◆ **Work to be completed**
Exactly as written, quote every line that follows, skipping the images.

◆ **Material to process**
------------------------

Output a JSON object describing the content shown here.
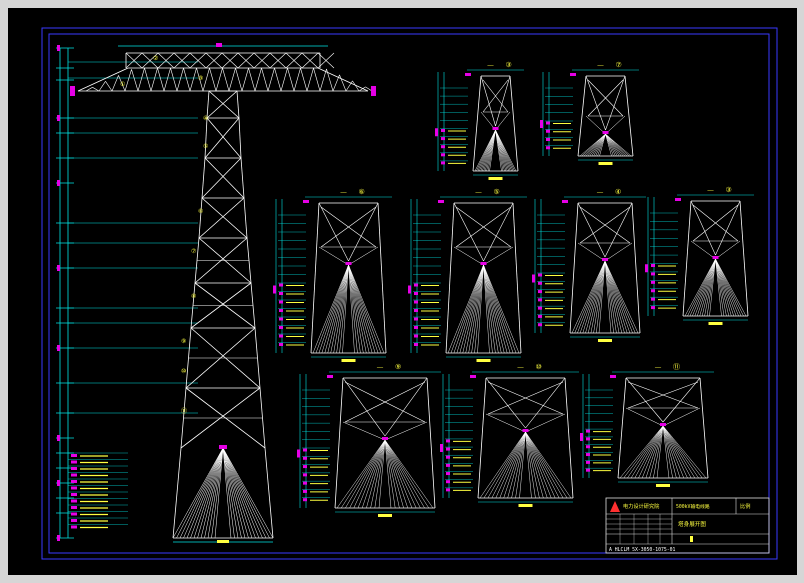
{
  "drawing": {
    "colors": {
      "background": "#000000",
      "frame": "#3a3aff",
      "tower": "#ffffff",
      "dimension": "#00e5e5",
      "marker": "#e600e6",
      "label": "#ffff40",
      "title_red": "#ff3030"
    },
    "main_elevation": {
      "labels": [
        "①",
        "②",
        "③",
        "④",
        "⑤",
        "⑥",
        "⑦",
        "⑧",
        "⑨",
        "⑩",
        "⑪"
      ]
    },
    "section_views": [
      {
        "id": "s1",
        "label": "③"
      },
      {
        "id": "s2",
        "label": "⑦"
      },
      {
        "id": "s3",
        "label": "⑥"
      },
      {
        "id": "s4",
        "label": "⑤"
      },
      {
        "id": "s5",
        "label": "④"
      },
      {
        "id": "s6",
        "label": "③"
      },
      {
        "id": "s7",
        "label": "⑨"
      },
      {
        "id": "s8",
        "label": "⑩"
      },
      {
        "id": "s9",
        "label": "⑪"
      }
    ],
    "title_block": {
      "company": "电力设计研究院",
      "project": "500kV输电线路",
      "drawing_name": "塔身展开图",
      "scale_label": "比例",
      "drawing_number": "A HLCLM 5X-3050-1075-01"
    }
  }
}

------------------------

◆ **Solution to the exercise**
Output a JSON object describing the content shown here.
{
  "drawing": {
    "colors": {
      "background": "#000000",
      "frame": "#3a3aff",
      "tower": "#ffffff",
      "dimension": "#00e5e5",
      "marker": "#e600e6",
      "label": "#ffff40",
      "title_red": "#ff3030"
    },
    "main_elevation": {
      "labels": [
        "①",
        "②",
        "③",
        "④",
        "⑤",
        "⑥",
        "⑦",
        "⑧",
        "⑨",
        "⑩",
        "⑪"
      ]
    },
    "section_views": [
      {
        "id": "s1",
        "label": "③"
      },
      {
        "id": "s2",
        "label": "⑦"
      },
      {
        "id": "s3",
        "label": "⑥"
      },
      {
        "id": "s4",
        "label": "⑤"
      },
      {
        "id": "s5",
        "label": "④"
      },
      {
        "id": "s6",
        "label": "③"
      },
      {
        "id": "s7",
        "label": "⑨"
      },
      {
        "id": "s8",
        "label": "⑩"
      },
      {
        "id": "s9",
        "label": "⑪"
      }
    ],
    "title_block": {
      "company": "电力设计研究院",
      "project": "500kV输电线路",
      "drawing_name": "塔身展开图",
      "scale_label": "比例",
      "drawing_number": "A HLCLM 5X-3050-1075-01"
    }
  }
}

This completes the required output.